* Task directions
Select the lines that contain "title" and copy each of them.

* Stored rows
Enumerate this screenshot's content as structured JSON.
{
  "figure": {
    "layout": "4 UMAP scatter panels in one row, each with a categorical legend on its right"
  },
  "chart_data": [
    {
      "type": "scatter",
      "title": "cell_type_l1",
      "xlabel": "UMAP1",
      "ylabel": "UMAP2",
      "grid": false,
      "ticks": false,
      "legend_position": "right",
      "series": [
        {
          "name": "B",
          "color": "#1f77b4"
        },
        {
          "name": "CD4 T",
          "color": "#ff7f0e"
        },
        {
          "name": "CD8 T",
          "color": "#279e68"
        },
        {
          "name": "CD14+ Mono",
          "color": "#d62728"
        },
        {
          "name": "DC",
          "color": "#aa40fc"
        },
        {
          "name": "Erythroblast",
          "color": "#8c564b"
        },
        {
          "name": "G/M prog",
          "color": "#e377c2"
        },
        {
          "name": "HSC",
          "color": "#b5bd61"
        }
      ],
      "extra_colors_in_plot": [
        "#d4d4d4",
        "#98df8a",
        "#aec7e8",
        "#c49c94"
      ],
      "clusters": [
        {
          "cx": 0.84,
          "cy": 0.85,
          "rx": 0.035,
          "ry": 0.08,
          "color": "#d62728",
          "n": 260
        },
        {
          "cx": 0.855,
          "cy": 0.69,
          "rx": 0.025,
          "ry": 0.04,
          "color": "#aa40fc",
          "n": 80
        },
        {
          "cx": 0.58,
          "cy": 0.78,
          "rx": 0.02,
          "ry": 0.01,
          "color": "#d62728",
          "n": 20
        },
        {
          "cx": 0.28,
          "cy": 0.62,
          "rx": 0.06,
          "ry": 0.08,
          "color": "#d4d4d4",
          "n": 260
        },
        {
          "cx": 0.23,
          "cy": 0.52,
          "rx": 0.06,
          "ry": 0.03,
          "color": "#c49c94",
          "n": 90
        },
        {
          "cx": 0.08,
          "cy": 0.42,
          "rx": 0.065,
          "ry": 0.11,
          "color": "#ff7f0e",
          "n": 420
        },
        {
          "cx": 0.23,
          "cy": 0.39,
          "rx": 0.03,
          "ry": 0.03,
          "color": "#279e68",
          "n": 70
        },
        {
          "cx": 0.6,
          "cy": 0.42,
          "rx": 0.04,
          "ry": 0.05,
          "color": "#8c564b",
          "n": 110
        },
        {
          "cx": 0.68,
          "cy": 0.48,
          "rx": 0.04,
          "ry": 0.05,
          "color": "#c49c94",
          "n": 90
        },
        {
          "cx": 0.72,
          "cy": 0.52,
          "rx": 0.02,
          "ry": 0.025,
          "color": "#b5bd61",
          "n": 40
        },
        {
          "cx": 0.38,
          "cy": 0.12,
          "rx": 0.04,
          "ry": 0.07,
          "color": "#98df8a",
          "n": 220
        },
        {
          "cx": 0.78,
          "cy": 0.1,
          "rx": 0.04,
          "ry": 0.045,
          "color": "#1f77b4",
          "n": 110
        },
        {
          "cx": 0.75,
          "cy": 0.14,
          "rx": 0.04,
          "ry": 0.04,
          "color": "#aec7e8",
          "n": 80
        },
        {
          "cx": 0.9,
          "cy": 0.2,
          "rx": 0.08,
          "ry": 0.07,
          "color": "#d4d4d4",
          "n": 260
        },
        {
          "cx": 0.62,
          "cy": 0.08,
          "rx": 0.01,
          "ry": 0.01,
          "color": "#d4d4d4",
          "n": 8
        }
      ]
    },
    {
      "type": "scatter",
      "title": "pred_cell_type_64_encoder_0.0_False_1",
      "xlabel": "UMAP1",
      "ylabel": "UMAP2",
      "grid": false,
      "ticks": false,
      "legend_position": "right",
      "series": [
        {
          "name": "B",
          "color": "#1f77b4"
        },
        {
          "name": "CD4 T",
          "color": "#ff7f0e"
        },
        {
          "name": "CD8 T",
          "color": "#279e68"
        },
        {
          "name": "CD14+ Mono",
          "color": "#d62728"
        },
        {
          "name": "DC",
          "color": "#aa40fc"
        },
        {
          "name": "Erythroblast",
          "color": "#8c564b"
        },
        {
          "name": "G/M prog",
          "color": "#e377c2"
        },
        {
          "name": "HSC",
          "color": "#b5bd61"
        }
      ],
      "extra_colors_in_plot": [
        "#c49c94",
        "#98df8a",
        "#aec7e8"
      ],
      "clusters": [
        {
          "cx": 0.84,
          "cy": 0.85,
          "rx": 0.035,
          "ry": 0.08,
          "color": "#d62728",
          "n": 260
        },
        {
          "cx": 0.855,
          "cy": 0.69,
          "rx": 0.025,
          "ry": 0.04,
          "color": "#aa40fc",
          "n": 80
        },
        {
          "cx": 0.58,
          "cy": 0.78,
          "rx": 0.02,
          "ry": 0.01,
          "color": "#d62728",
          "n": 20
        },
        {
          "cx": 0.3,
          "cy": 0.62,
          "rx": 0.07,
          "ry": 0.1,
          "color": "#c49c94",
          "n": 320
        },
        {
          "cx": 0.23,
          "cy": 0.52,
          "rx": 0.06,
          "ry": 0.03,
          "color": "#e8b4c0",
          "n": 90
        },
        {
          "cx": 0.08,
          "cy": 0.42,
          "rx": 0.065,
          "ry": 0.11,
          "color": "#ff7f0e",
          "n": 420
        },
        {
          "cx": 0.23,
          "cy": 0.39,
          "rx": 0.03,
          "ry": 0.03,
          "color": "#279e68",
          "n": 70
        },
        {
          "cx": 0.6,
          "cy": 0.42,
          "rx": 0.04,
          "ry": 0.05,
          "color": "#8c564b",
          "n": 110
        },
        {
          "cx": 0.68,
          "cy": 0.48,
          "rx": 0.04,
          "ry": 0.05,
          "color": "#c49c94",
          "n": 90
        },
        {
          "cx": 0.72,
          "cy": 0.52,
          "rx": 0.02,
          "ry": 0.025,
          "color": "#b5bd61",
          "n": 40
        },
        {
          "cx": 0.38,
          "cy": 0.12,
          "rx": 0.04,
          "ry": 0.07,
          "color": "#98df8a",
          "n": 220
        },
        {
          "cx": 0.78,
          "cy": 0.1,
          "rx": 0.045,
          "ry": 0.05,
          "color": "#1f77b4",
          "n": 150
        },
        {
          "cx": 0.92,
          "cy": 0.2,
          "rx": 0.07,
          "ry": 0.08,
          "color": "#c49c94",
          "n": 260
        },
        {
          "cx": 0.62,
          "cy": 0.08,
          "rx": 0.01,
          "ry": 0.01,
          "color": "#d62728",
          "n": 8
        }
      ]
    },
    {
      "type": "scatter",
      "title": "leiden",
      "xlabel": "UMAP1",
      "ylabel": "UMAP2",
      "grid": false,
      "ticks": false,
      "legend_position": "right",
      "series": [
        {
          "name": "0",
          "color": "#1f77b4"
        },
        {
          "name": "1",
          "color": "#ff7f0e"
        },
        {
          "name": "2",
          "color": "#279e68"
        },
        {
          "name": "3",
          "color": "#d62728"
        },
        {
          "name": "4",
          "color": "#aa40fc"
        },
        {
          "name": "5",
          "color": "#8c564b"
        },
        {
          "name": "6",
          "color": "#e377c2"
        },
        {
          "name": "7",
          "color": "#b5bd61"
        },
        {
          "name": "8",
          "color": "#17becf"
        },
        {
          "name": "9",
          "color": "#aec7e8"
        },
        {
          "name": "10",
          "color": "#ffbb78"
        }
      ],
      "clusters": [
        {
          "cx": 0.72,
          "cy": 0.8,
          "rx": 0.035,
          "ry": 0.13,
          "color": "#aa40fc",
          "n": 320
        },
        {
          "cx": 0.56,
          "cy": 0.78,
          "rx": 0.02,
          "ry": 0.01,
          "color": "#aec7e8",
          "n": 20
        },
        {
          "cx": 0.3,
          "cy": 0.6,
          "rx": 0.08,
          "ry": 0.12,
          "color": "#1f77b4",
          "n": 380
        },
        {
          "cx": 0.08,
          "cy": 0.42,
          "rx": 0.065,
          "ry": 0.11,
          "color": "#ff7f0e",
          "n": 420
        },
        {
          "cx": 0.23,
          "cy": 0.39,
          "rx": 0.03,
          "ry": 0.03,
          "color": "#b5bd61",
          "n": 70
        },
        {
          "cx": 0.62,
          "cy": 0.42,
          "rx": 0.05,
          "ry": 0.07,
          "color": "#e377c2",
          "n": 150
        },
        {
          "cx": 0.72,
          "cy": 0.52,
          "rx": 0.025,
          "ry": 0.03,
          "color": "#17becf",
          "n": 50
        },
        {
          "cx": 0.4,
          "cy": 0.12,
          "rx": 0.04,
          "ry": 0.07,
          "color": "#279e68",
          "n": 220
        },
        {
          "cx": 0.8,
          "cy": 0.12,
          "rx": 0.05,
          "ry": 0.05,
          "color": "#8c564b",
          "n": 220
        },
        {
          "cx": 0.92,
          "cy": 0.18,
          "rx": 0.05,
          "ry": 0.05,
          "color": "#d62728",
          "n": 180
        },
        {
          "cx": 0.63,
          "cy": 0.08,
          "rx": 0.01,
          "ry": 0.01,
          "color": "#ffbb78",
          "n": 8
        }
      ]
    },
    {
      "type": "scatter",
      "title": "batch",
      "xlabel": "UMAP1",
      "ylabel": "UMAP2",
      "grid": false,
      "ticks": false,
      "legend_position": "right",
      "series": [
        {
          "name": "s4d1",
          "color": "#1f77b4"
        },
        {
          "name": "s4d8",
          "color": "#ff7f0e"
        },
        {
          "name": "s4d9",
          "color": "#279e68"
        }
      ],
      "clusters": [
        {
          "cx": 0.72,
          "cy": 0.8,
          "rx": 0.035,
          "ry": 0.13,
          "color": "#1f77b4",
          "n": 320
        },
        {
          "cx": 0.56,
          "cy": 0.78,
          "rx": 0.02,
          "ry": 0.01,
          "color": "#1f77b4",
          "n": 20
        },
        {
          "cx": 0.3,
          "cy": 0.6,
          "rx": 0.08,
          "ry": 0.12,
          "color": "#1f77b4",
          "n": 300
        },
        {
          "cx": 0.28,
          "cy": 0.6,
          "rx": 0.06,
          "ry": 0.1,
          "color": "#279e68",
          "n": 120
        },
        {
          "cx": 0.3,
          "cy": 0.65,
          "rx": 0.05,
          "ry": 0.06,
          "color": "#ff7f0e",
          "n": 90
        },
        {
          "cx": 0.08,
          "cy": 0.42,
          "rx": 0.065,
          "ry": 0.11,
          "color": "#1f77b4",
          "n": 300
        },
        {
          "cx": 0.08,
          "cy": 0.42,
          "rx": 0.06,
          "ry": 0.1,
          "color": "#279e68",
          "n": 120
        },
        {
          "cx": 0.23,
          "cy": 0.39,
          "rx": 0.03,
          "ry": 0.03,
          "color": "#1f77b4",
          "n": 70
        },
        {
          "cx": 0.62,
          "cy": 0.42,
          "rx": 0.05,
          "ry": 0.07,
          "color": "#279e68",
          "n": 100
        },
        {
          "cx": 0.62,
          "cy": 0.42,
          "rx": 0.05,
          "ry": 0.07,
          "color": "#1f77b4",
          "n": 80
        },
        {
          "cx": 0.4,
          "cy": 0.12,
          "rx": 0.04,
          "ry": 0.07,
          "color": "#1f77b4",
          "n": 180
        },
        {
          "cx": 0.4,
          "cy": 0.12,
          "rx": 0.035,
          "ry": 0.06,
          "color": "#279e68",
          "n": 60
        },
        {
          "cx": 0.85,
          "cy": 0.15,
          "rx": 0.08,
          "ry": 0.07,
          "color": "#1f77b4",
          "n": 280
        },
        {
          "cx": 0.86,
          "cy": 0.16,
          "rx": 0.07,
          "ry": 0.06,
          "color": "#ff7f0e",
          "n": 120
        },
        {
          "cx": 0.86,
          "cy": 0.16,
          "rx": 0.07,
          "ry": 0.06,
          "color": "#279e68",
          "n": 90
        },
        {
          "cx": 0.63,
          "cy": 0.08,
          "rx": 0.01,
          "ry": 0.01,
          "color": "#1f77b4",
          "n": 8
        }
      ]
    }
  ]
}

* Worked solution
      "title": "cell_type_l1",
      "title": "pred_cell_type_64_encoder_0.0_False_1",
      "title": "leiden",
      "title": "batch",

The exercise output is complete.